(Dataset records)
──────────
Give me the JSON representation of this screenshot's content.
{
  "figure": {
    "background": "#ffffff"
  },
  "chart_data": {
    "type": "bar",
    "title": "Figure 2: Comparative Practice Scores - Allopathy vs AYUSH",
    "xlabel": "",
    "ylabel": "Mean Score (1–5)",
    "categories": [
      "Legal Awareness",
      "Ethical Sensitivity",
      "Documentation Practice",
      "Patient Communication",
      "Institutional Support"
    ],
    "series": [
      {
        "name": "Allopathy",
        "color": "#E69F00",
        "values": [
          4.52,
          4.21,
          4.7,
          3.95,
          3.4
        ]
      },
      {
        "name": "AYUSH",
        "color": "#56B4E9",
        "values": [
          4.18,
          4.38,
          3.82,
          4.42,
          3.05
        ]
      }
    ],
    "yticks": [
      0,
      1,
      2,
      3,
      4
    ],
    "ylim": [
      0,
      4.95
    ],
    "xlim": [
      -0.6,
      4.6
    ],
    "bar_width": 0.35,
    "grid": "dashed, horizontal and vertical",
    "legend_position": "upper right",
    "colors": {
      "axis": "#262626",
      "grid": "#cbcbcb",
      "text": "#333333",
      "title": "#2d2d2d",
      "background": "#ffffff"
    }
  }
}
──────────
All lines above containing the string "Allopathy" are to be collected.

**Expected output**
    "title": "Figure 2: Comparative Practice Scores - Allopathy vs AYUSH",
        "name": "Allopathy",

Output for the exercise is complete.